* DATASET:
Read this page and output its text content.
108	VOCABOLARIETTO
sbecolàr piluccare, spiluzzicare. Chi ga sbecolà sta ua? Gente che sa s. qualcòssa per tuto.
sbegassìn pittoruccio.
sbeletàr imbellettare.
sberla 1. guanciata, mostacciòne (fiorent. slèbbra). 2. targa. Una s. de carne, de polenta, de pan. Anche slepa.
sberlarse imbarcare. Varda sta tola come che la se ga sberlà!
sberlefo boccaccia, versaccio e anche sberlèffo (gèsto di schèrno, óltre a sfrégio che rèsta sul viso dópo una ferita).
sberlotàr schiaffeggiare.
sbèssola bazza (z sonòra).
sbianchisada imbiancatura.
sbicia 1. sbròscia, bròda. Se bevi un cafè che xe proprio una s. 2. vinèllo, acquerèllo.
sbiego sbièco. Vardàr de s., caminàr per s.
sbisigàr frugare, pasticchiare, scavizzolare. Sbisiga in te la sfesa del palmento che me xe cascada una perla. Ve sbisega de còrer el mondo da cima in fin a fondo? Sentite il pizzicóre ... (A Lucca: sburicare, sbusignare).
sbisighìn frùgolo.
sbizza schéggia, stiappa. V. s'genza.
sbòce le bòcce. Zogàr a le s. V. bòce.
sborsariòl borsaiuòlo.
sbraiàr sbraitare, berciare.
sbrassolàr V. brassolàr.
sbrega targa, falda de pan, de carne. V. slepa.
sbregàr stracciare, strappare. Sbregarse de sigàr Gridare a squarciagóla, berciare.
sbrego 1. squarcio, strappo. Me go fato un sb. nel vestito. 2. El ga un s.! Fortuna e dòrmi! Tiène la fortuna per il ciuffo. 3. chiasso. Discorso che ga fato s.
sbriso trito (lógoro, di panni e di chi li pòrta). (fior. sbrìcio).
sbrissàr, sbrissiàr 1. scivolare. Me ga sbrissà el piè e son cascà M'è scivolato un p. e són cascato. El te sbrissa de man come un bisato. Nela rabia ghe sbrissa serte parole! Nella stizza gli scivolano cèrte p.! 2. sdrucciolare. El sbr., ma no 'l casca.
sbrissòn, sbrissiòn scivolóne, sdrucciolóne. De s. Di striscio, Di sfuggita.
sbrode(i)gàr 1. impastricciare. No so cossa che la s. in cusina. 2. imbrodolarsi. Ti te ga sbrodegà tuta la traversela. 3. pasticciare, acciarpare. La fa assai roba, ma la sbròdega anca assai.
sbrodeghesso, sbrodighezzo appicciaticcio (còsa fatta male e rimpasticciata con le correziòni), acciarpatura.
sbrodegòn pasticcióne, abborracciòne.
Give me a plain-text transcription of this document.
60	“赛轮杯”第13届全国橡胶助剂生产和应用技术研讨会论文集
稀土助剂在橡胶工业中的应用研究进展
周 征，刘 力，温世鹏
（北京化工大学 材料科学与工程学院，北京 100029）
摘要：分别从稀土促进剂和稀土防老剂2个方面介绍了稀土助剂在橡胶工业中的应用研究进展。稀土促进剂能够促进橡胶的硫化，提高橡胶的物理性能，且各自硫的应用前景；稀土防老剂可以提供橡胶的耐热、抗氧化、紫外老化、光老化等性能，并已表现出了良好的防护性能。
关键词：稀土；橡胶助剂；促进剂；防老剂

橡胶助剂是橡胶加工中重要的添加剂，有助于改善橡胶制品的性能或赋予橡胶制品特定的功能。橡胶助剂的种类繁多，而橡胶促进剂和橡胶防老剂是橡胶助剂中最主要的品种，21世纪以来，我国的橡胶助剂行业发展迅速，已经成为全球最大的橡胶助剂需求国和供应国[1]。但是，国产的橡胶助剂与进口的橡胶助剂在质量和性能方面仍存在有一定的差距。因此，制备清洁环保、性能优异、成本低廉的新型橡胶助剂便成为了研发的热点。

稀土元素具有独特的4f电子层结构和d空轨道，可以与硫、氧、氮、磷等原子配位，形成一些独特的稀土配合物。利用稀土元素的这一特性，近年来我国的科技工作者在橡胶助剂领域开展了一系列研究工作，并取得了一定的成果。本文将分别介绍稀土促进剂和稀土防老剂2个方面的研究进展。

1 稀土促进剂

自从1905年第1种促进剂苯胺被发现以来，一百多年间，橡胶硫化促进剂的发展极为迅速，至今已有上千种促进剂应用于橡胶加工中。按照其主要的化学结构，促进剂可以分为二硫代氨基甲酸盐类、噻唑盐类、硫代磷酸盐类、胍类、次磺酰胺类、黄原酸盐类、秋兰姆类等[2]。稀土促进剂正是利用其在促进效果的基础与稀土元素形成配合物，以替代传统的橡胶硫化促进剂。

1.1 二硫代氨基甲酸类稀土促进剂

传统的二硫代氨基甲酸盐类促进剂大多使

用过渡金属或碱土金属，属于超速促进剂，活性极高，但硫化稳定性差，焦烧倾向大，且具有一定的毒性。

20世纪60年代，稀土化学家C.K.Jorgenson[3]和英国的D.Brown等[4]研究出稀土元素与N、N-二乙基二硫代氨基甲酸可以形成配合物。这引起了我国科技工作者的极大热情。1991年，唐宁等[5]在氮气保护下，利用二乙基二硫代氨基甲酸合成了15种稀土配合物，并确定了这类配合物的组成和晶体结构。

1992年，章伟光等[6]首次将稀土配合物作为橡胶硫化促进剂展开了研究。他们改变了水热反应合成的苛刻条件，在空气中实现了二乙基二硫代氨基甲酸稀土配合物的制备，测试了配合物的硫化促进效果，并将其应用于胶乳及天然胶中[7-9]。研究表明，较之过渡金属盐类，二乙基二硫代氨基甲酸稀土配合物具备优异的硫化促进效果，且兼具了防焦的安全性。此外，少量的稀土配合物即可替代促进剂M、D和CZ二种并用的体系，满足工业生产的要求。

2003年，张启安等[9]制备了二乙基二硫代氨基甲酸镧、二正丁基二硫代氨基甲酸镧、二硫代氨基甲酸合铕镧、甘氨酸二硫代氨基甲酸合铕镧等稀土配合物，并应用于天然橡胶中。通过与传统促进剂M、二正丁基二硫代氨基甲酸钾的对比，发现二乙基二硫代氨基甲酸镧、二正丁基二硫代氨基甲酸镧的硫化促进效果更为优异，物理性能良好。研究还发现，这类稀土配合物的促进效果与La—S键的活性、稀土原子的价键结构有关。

* PROBLEM DETAILS:
Give back the data above exactly as it appears.

* TASK RESULT:
Read this page and output its text content.
108	VOCABOLARIETTO
sbecolàr piluccare, spiluzzicare. Chi ga sbecolà sta ua? Gente che sa s. qualcòssa per tuto.
sbegassìn pittoruccio.
sbeletàr imbellettare.
sberla 1. guanciata, mostacciòne (fiorent. slèbbra). 2. targa. Una s. de carne, de polenta, de pan. Anche slepa.
sberlarse imbarcare. Varda sta tola come che la se ga sberlà!
sberlefo boccaccia, versaccio e anche sberlèffo (gèsto di schèrno, óltre a sfrégio che rèsta sul viso dópo una ferita).
sberlotàr schiaffeggiare.
sbèssola bazza (z sonòra).
sbianchisada imbiancatura.
sbicia 1. sbròscia, bròda. Se bevi un cafè che xe proprio una s. 2. vinèllo, acquerèllo.
sbiego sbièco. Vardàr de s., caminàr per s.
sbisigàr frugare, pasticchiare, scavizzolare. Sbisiga in te la sfesa del palmento che me xe cascada una perla. Ve sbisega de còrer el mondo da cima in fin a fondo? Sentite il pizzicóre ... (A Lucca: sburicare, sbusignare).
sbisighìn frùgolo.
sbizza schéggia, stiappa. V. s'genza.
sbòce le bòcce. Zogàr a le s. V. bòce.
sborsariòl borsaiuòlo.
sbraiàr sbraitare, berciare.
sbrassolàr V. brassolàr.
sbrega targa, falda de pan, de carne. V. slepa.
sbregàr stracciare, strappare. Sbregarse de sigàr Gridare a squarciagóla, berciare.
sbrego 1. squarcio, strappo. Me go fato un sb. nel vestito. 2. El ga un s.! Fortuna e dòrmi! Tiène la fortuna per il ciuffo. 3. chiasso. Discorso che ga fato s.
sbriso trito (lógoro, di panni e di chi li pòrta). (fior. sbrìcio).
sbrissàr, sbrissiàr 1. scivolare. Me ga sbrissà el piè e son cascà M'è scivolato un p. e són cascato. El te sbrissa de man come un bisato. Nela rabia ghe sbrissa serte parole! Nella stizza gli scivolano cèrte p.! 2. sdrucciolare. El sbr., ma no 'l casca.
sbrissòn, sbrissiòn scivolóne, sdrucciolóne. De s. Di striscio, Di sfuggita.
sbrode(i)gàr 1. impastricciare. No so cossa che la s. in cusina. 2. imbrodolarsi. Ti te ga sbrodegà tuta la traversela. 3. pasticciare, acciarpare. La fa assai roba, ma la sbròdega anca assai.
sbrodeghesso, sbrodighezzo appicciaticcio (còsa fatta male e rimpasticciata con le correziòni), acciarpatura.
sbrodegòn pasticcióne, abborracciòne.
Give me a plain-text transcription of this document.
60	“赛轮杯”第13届全国橡胶助剂生产和应用技术研讨会论文集
稀土助剂在橡胶工业中的应用研究进展
周 征，刘 力，温世鹏
（北京化工大学 材料科学与工程学院，北京 100029）
摘要：分别从稀土促进剂和稀土防老剂2个方面介绍了稀土助剂在橡胶工业中的应用研究进展。稀土促进剂能够促进橡胶的硫化，提高橡胶的物理性能，且各自硫的应用前景；稀土防老剂可以提供橡胶的耐热、抗氧化、紫外老化、光老化等性能，并已表现出了良好的防护性能。
关键词：稀土；橡胶助剂；促进剂；防老剂

橡胶助剂是橡胶加工中重要的添加剂，有助于改善橡胶制品的性能或赋予橡胶制品特定的功能。橡胶助剂的种类繁多，而橡胶促进剂和橡胶防老剂是橡胶助剂中最主要的品种，21世纪以来，我国的橡胶助剂行业发展迅速，已经成为全球最大的橡胶助剂需求国和供应国[1]。但是，国产的橡胶助剂与进口的橡胶助剂在质量和性能方面仍存在有一定的差距。因此，制备清洁环保、性能优异、成本低廉的新型橡胶助剂便成为了研发的热点。

稀土元素具有独特的4f电子层结构和d空轨道，可以与硫、氧、氮、磷等原子配位，形成一些独特的稀土配合物。利用稀土元素的这一特性，近年来我国的科技工作者在橡胶助剂领域开展了一系列研究工作，并取得了一定的成果。本文将分别介绍稀土促进剂和稀土防老剂2个方面的研究进展。

1 稀土促进剂

自从1905年第1种促进剂苯胺被发现以来，一百多年间，橡胶硫化促进剂的发展极为迅速，至今已有上千种促进剂应用于橡胶加工中。按照其主要的化学结构，促进剂可以分为二硫代氨基甲酸盐类、噻唑盐类、硫代磷酸盐类、胍类、次磺酰胺类、黄原酸盐类、秋兰姆类等[2]。稀土促进剂正是利用其在促进效果的基础与稀土元素形成配合物，以替代传统的橡胶硫化促进剂。

1.1 二硫代氨基甲酸类稀土促进剂

传统的二硫代氨基甲酸盐类促进剂大多使

用过渡金属或碱土金属，属于超速促进剂，活性极高，但硫化稳定性差，焦烧倾向大，且具有一定的毒性。

20世纪60年代，稀土化学家C.K.Jorgenson[3]和英国的D.Brown等[4]研究出稀土元素与N、N-二乙基二硫代氨基甲酸可以形成配合物。这引起了我国科技工作者的极大热情。1991年，唐宁等[5]在氮气保护下，利用二乙基二硫代氨基甲酸合成了15种稀土配合物，并确定了这类配合物的组成和晶体结构。

1992年，章伟光等[6]首次将稀土配合物作为橡胶硫化促进剂展开了研究。他们改变了水热反应合成的苛刻条件，在空气中实现了二乙基二硫代氨基甲酸稀土配合物的制备，测试了配合物的硫化促进效果，并将其应用于胶乳及天然胶中[7-9]。研究表明，较之过渡金属盐类，二乙基二硫代氨基甲酸稀土配合物具备优异的硫化促进效果，且兼具了防焦的安全性。此外，少量的稀土配合物即可替代促进剂M、D和CZ二种并用的体系，满足工业生产的要求。

2003年，张启安等[9]制备了二乙基二硫代氨基甲酸镧、二正丁基二硫代氨基甲酸镧、二硫代氨基甲酸合铕镧、甘氨酸二硫代氨基甲酸合铕镧等稀土配合物，并应用于天然橡胶中。通过与传统促进剂M、二正丁基二硫代氨基甲酸钾的对比，发现二乙基二硫代氨基甲酸镧、二正丁基二硫代氨基甲酸镧的硫化促进效果更为优异，物理性能良好。研究还发现，这类稀土配合物的促进效果与La—S键的活性、稀土原子的价键结构有关。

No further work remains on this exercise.